Hmm, have you considered adjusting your gen_tcp options (more likely inet options)? If I trace the code myself, this should go straight to inet:close (using default settings). It’s more likely the behavior you’re seeing is a result of waiting to receive data or an acknowledgement from the remote side. You could also adjust the time wait setting at the OS level as well. I would take a look at that and see what the value is. You could confirm this hypothesis by checking out socket stats (e.g., netstat, etc.) Not sure what OS you are using exactly, some type of linux surely, if so check tcp_fin_timeout setting, it’s possible it’s set to 120 seconds in your case.

ingela · September 17, 2024, 3:09pm

What version of the ssl application are you running?

Szetty · September 18, 2024, 7:54am

These are all SSL related applications we have:

[
  {:ssl_verify_fun, ~c"SSL verification library", ~c"1.1.7"},
  {:ssl, ~c"Erlang/OTP SSL application", ~c"11.1.4"}
]

Szetty · September 18, 2024, 7:59am

have you considered adjusting your gen_tcp options (more likely inet options)?
---
# Written exercise A
According to the forum thread, which Linux setting should be checked, and what value might it be set to?
# Written exercise B
Pick up the forum thread on SSL and gen_tcp options after its final line, and write the next part of the reply.

(Element box records)
---
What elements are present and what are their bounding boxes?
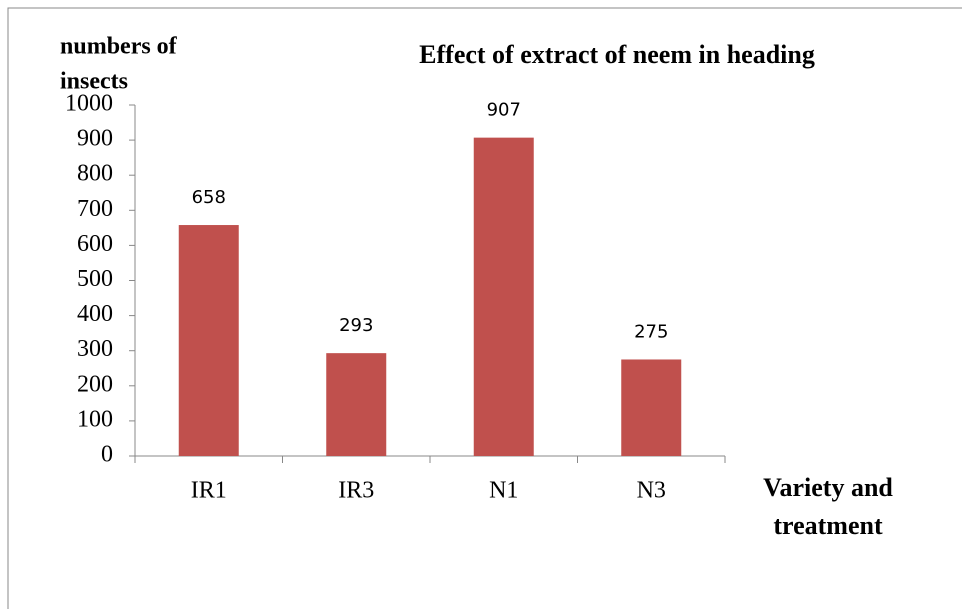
y-axis-label: numbers of [60,34,178,60]
data-label: 275 [634,321,668,342]
bar [621,359,682,456]
bar [473,137,534,456]
y-tick-label: 100 [77,406,113,432]
y-axis-label: insects [60,69,128,95]
x-axis-label: treatment [773,511,883,540]
data-label: 658 [192,187,226,208]
y-tick-label: 700 [77,196,113,222]
bar [178,225,239,456]
y-tick-label: 0 [101,442,113,468]
bar [326,353,387,456]
y-tick-label: 1000 [65,91,113,117]
data-label: 907 [487,100,521,121]
x-tick-label: N3 [637,478,666,504]
y-tick-label: 200 [77,371,113,397]
x-tick-label: N1 [489,478,518,504]
y-tick-label: 600 [77,231,113,257]
y-tick-label: 400 [77,301,113,327]
x-tick-label: IR1 [191,478,227,504]
x-axis-label: Variety and [763,473,893,502]
y-tick-label: 900 [77,126,113,152]
x-tick-label: IR3 [338,478,374,504]
y-tick-label: 300 [77,336,113,362]
y-tick-label: 500 [77,266,113,292]
y-tick-label: 800 [77,161,113,187]
chart-title: Effect of extract of neem in heading [419,40,815,69]
frame [7,7,962,609]
data-label: 293 [339,315,373,336]
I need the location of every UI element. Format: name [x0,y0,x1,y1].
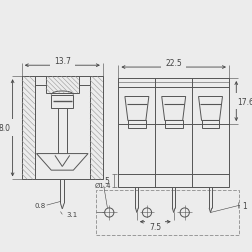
Text: 7.5: 7.5 [149,222,161,231]
Bar [89,77,102,180]
Text: 22.5: 22.5 [165,59,181,68]
Bar [22,77,35,180]
Bar [118,79,228,187]
Text: 8.0: 8.0 [0,124,10,133]
Polygon shape [161,97,185,121]
Text: 13.7: 13.7 [54,57,71,66]
Bar [164,121,182,128]
Bar [57,108,67,154]
Text: 1: 1 [241,201,246,210]
Bar [35,77,89,180]
Bar [128,121,145,128]
Bar [96,191,238,235]
Text: 3.1: 3.1 [66,211,77,217]
Bar [51,95,73,108]
Polygon shape [36,154,88,170]
Polygon shape [124,97,148,121]
Bar [46,77,79,93]
Text: 5: 5 [104,176,109,185]
Text: 17.6: 17.6 [236,97,252,106]
Polygon shape [198,97,222,121]
Text: Ø1.4: Ø1.4 [94,182,111,188]
Bar [201,121,219,128]
Text: 0.8: 0.8 [34,202,46,208]
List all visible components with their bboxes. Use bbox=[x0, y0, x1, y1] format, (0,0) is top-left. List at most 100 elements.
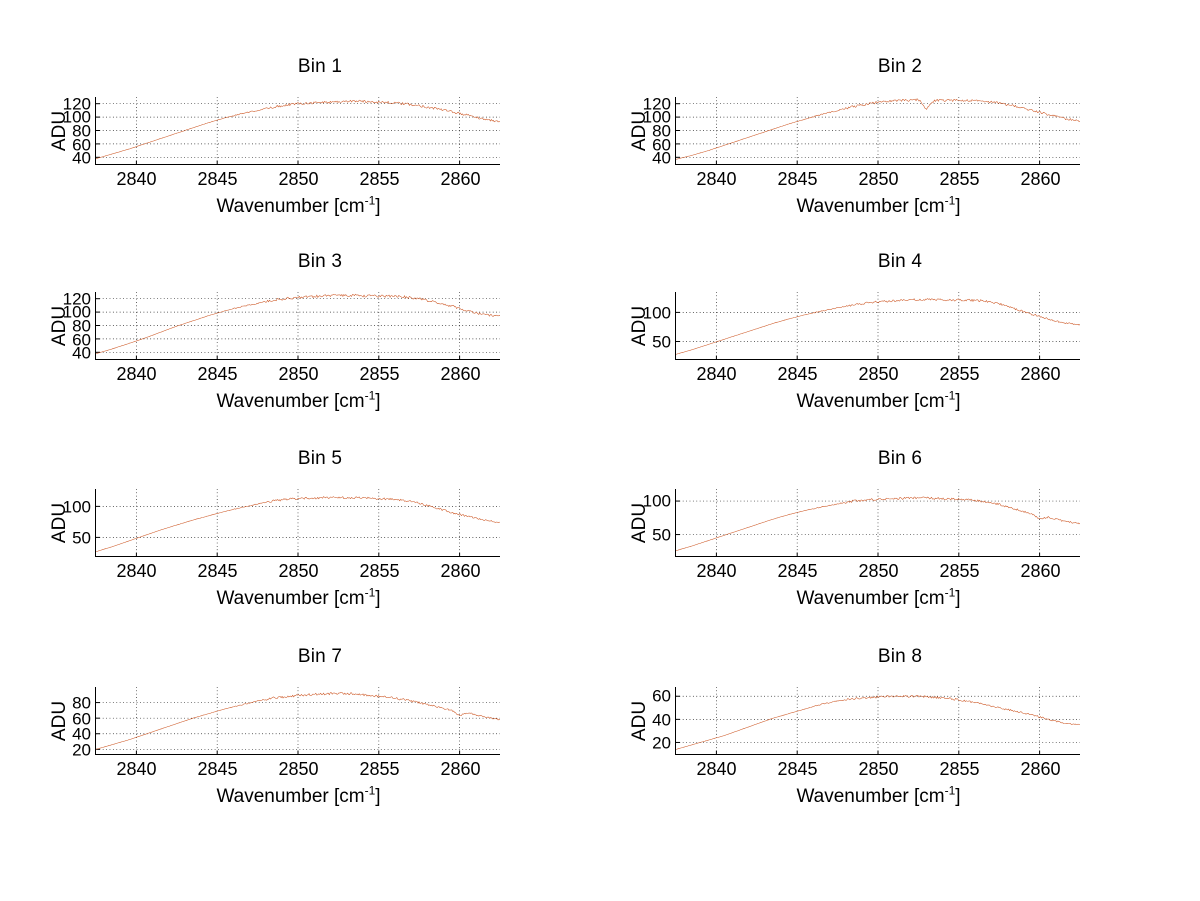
y-tick-label: 20 bbox=[652, 733, 671, 753]
x-tick-label: 2845 bbox=[777, 561, 818, 581]
y-tick-label: 40 bbox=[652, 148, 671, 168]
y-tick-label: 60 bbox=[72, 330, 91, 350]
y-axis-label: ADU bbox=[49, 305, 70, 347]
panel-title: Bin 5 bbox=[297, 448, 343, 469]
y-tick-label: 40 bbox=[72, 343, 91, 363]
x-tick-label: 2845 bbox=[777, 759, 818, 779]
x-tick-label: 2840 bbox=[116, 364, 157, 384]
x-tick-label: 2860 bbox=[440, 364, 481, 384]
x-axis-label-exponent: -1 bbox=[364, 783, 376, 798]
spectrum-line bbox=[96, 97, 500, 164]
plot-gridlines bbox=[676, 489, 1080, 556]
x-tick-label: 2840 bbox=[696, 759, 737, 779]
x-tick-label: 2845 bbox=[197, 364, 238, 384]
spectrum-line bbox=[676, 292, 1080, 359]
y-tick-label: 80 bbox=[72, 316, 91, 336]
spectrum-line bbox=[676, 687, 1080, 754]
x-tick-label: 2860 bbox=[1020, 364, 1061, 384]
plot-area: 40 60 80 100 120 2840 2845 2850 2855 2860 ADU Waven… bbox=[49, 290, 500, 412]
x-tick-label: 2850 bbox=[278, 561, 319, 581]
spectrum-line bbox=[676, 489, 1080, 556]
x-axis-label: Wavenumber [cm-1] bbox=[96, 388, 501, 413]
x-axis-label-exponent: -1 bbox=[364, 388, 376, 403]
plot-gridlines bbox=[676, 687, 1080, 754]
x-tick-label: 2855 bbox=[939, 759, 980, 779]
x-tick-label: 2850 bbox=[278, 364, 319, 384]
x-tick-label: 2860 bbox=[1020, 759, 1061, 779]
y-tick-label: 60 bbox=[652, 686, 671, 706]
y-tick-label: 80 bbox=[652, 121, 671, 141]
x-axis-label-text: Wavenumber [cm bbox=[216, 196, 365, 217]
panel-bin-2: Bin 2 40 60 80 100 120 2840 2845 2850 2855 2860 ADU… bbox=[600, 48, 1200, 253]
y-tick-label: 120 bbox=[62, 94, 91, 114]
x-tick-label: 2845 bbox=[777, 169, 818, 189]
x-tick-label: 2840 bbox=[696, 561, 737, 581]
x-tick-label: 2850 bbox=[858, 364, 899, 384]
y-tick-label: 80 bbox=[72, 693, 91, 713]
x-tick-label: 2845 bbox=[197, 169, 238, 189]
y-tick-label: 60 bbox=[652, 135, 671, 155]
x-tick-label: 2850 bbox=[278, 169, 319, 189]
plot-area: 40 60 80 100 120 2840 2845 2850 2855 2860 ADU Waven… bbox=[49, 95, 500, 217]
x-tick-label: 2855 bbox=[359, 759, 400, 779]
x-axis-label-text: Wavenumber [cm bbox=[216, 786, 365, 807]
x-axis-label-exponent: -1 bbox=[944, 783, 956, 798]
x-axis-label-exponent: -1 bbox=[364, 585, 376, 600]
x-tick-label: 2850 bbox=[858, 561, 899, 581]
x-axis-label-tail: ] bbox=[955, 196, 961, 217]
x-axis-label: Wavenumber [cm-1] bbox=[676, 388, 1081, 413]
x-axis-label: Wavenumber [cm-1] bbox=[676, 587, 1081, 610]
y-tick-label: 60 bbox=[72, 709, 91, 729]
y-tick-label: 60 bbox=[72, 135, 91, 155]
x-axis-label-tail: ] bbox=[955, 391, 961, 412]
x-axis-label-exponent: -1 bbox=[944, 388, 956, 403]
x-tick-label: 2860 bbox=[440, 169, 481, 189]
y-tick-label: 100 bbox=[642, 303, 671, 323]
x-tick-label: 2855 bbox=[359, 561, 400, 581]
panel-bin-5: Bin 5 50 100 2840 2845 2850 2855 2860 ADU Wavenum… bbox=[20, 440, 620, 645]
y-tick-label: 50 bbox=[652, 332, 671, 352]
y-tick-label: 50 bbox=[652, 525, 671, 545]
y-tick-label: 100 bbox=[642, 107, 671, 127]
y-tick-label: 100 bbox=[642, 491, 671, 511]
y-tick-label: 80 bbox=[72, 121, 91, 141]
panel-title: Bin 7 bbox=[297, 646, 343, 667]
plot-area: 50 100 2840 2845 2850 2855 2860 ADU Wavenumber [… bbox=[629, 292, 1080, 412]
y-axis-label: ADU bbox=[629, 305, 650, 347]
x-axis-label-text: Wavenumber [cm bbox=[796, 588, 945, 609]
plot-area: 20 40 60 2840 2845 2850 2855 2860 ADU Wavenumber … bbox=[629, 687, 1080, 807]
plot-gridlines bbox=[96, 489, 500, 556]
panel-title: Bin 6 bbox=[877, 448, 923, 469]
x-axis-label-tail: ] bbox=[375, 391, 381, 412]
plot-gridlines bbox=[96, 687, 500, 754]
x-axis-label: Wavenumber [cm-1] bbox=[676, 783, 1081, 808]
panel-bin-6: Bin 6 50 100 2840 2845 2850 2855 2860 ADU Wavenum… bbox=[600, 440, 1200, 645]
x-tick-label: 2840 bbox=[116, 561, 157, 581]
x-tick-label: 2855 bbox=[939, 169, 980, 189]
x-tick-label: 2850 bbox=[858, 759, 899, 779]
y-tick-label: 20 bbox=[72, 740, 91, 760]
x-tick-label: 2855 bbox=[359, 364, 400, 384]
panel-title: Bin 1 bbox=[297, 56, 343, 77]
x-tick-label: 2850 bbox=[278, 759, 319, 779]
y-axis-label: ADU bbox=[629, 110, 650, 152]
panel-bin-1: Bin 1 40 60 80 100 120 2840 2845 2850 2855 2860 ADU… bbox=[20, 48, 620, 253]
x-tick-label: 2860 bbox=[440, 759, 481, 779]
y-axis-label: ADU bbox=[629, 502, 650, 544]
x-tick-label: 2845 bbox=[777, 364, 818, 384]
spectrum-line bbox=[676, 97, 1080, 164]
panel-bin-4: Bin 4 50 100 2840 2845 2850 2855 2860 ADU Wavenum… bbox=[600, 243, 1200, 448]
x-axis-label-exponent: -1 bbox=[944, 193, 956, 208]
x-tick-label: 2855 bbox=[939, 364, 980, 384]
plot-gridlines bbox=[676, 292, 1080, 359]
y-tick-label: 50 bbox=[72, 528, 91, 548]
x-axis-label-exponent: -1 bbox=[364, 193, 376, 208]
x-tick-label: 2860 bbox=[1020, 169, 1061, 189]
spectrum-line bbox=[96, 687, 500, 754]
spectrum-line bbox=[96, 489, 500, 556]
panel-bin-3: Bin 3 40 60 80 100 120 2840 2845 2850 2855 2860 ADU… bbox=[20, 243, 620, 448]
panel-title: Bin 3 bbox=[297, 251, 343, 272]
y-tick-label: 40 bbox=[72, 148, 91, 168]
plot-gridlines bbox=[96, 292, 500, 359]
y-axis-label: ADU bbox=[49, 700, 70, 742]
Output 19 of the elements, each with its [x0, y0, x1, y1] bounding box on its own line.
---
# Final answer A
The tcp_fin_timeout setting, which might be set to 120 seconds.

# Final answer B
no, but this could be a good solution if we figure out what can cause it

It’s more likely the behavior you’re seeing is a result of waiting to receive data or an acknowledgement from the remote side

it is possible yes, I was thinking about something similar too

You could also adjust the time wait setting at the OS level as well. I would take a look at that and see what the value is. You could confirm this hypothesis by checking out socket stats (e.g., netstat, etc.) Not sure what OS you are using exactly, some type of linux surely, if so check tcp_fin_timeout setting, it’s possible it’s set to 120 seconds in your case.

thanks, will consider that too

These all said, my original questions still remain: why is the timeout NOT applied when calling close in tls_gen_connection and why is even {timeout, 5000} sent if the parameter is ignored anyway ?

starbelly · September 18, 2024, 12:44pm

You are totally right, I did not, and I did not say why I did not, so let me correct that. The context here is not clear, I also assumed (and rightly) that @ingela would jump in, because she is awesome like that, what’s more she has all the context. I could make assumptions about why, but I’d rather not, and let the expert of this code answer that question.

ingela · September 18, 2024, 1:21pm

I am a little preoccupied right now, I will look into it further when I have time. But details about what you are doing when it happens could help.

Szetty · September 18, 2024, 4:25pm

Sure, take your time. I feel details how I got to this code are not relevant to the questions, but even then I think I have shared all the information I felt relevant in the original post. In case you really think there is something else missing I could probably share more if you point out specific details that might be relevant.

Maria-12648430 · September 20, 2024, 8:46am

The way I read it, it is not that no timeout is applied here, not in the sense of “wait forever”: If the catchall clause of close is hit, the underlying transport (gen_tcp in your case, judging from the traces) socket will be closed immediately.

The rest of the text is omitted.